Collected data entries —
>> Begin

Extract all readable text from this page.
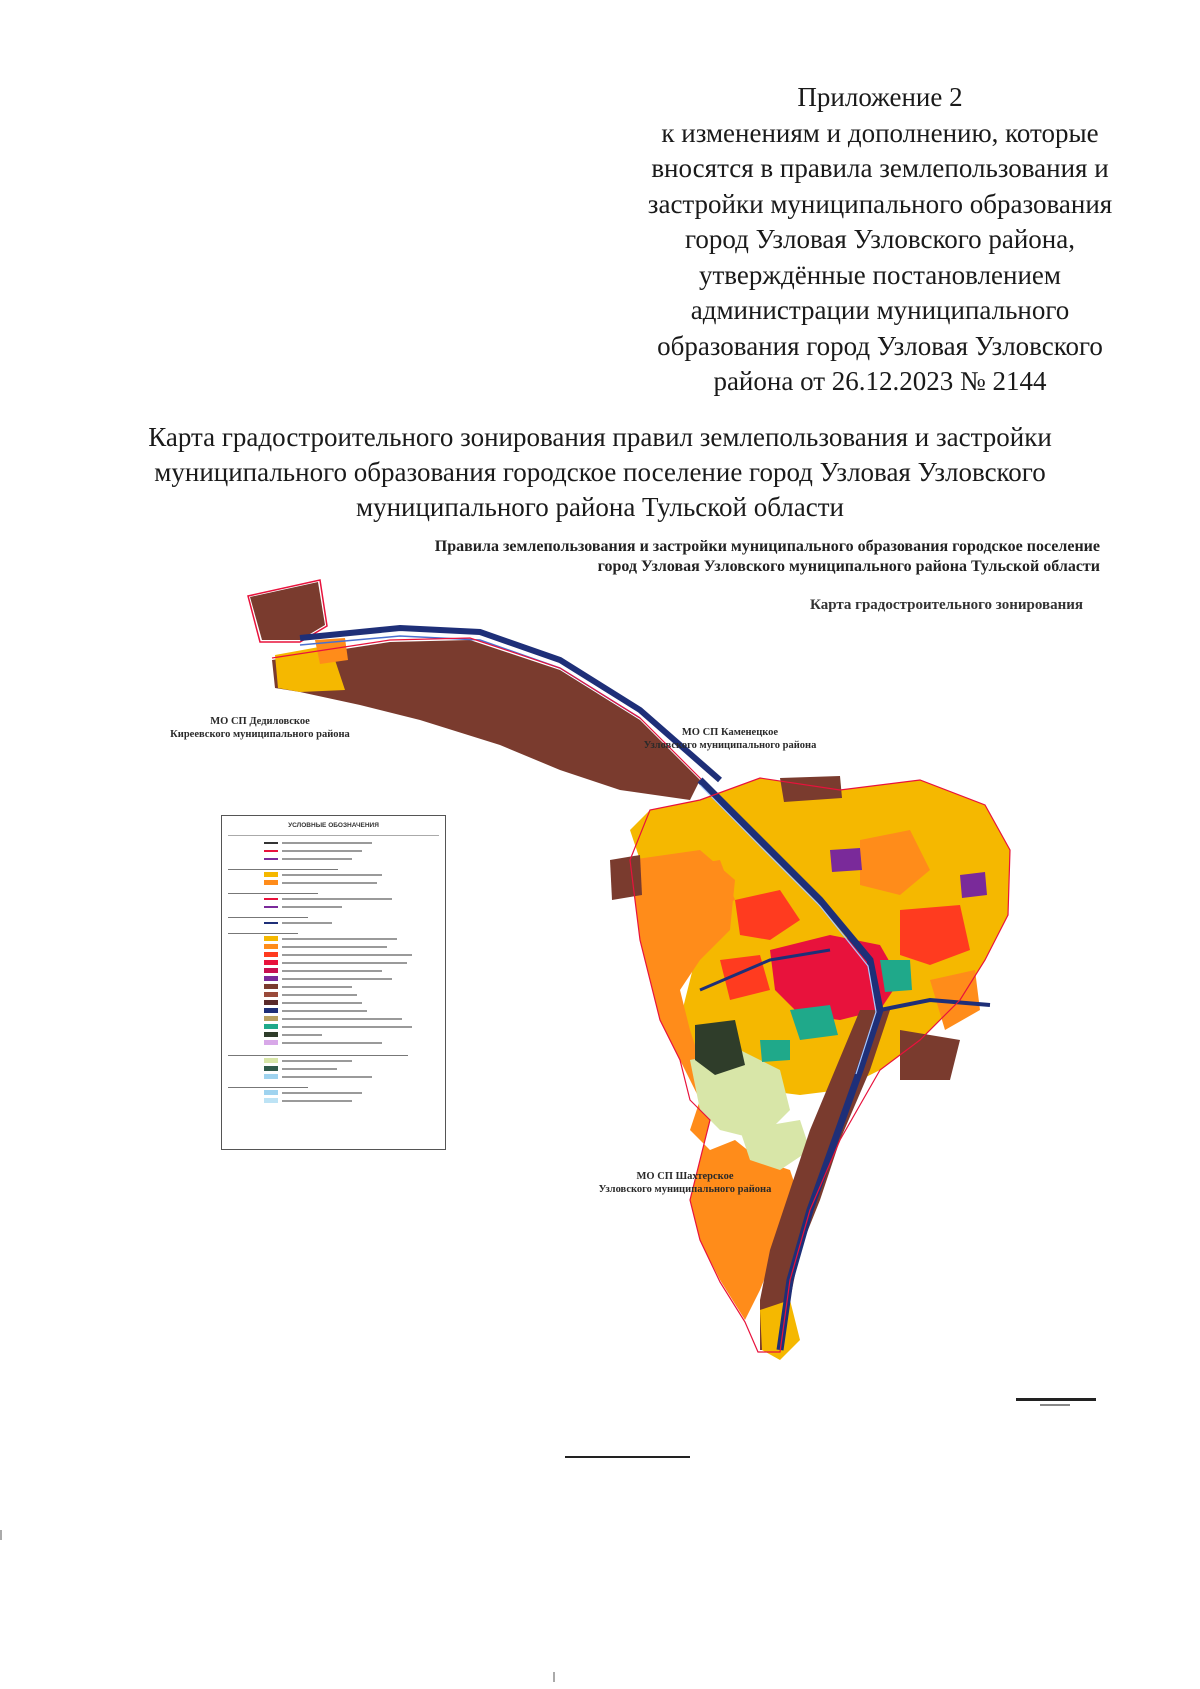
Приложение 2
к изменениям и дополнению, которые
вносятся в правила землепользования и
застройки муниципального образования
город Узловая Узловского района,
утверждённые постановлением
администрации муниципального
образования город Узловая Узловского
района от 26.12.2023 № 2144
Карта градостроительного зонирования правил землепользования и застройки
муниципального образования городское поселение город Узловая Узловского
муниципального района Тульской области
Правила землепользования и застройки муниципального образования городское поселение
город Узловая Узловского муниципального района Тульской области
Карта градостроительного зонирования
МО СП Дедиловское
Киреевского муниципального района	МО СП Каменецкое
Узловского муниципального района
МО СП Шахтерское
Узловского муниципального района
УСЛОВНЫЕ ОБОЗНАЧЕНИЯ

>> End

Request — Copy every line above word for word and exclude the pictures.

The reply —
Extract all readable text from this page.
Приложение 2
к изменениям и дополнению, которые
вносятся в правила землепользования и
застройки муниципального образования
город Узловая Узловского района,
утверждённые постановлением
администрации муниципального
образования город Узловая Узловского
района от 26.12.2023 № 2144
Карта градостроительного зонирования правил землепользования и застройки
муниципального образования городское поселение город Узловая Узловского
муниципального района Тульской области
Правила землепользования и застройки муниципального образования городское поселение
город Узловая Узловского муниципального района Тульской области
Карта градостроительного зонирования
МО СП Дедиловское
Киреевского муниципального района	МО СП Каменецкое
Узловского муниципального района
МО СП Шахтерское
Узловского муниципального района
УСЛОВНЫЕ ОБОЗНАЧЕНИЯ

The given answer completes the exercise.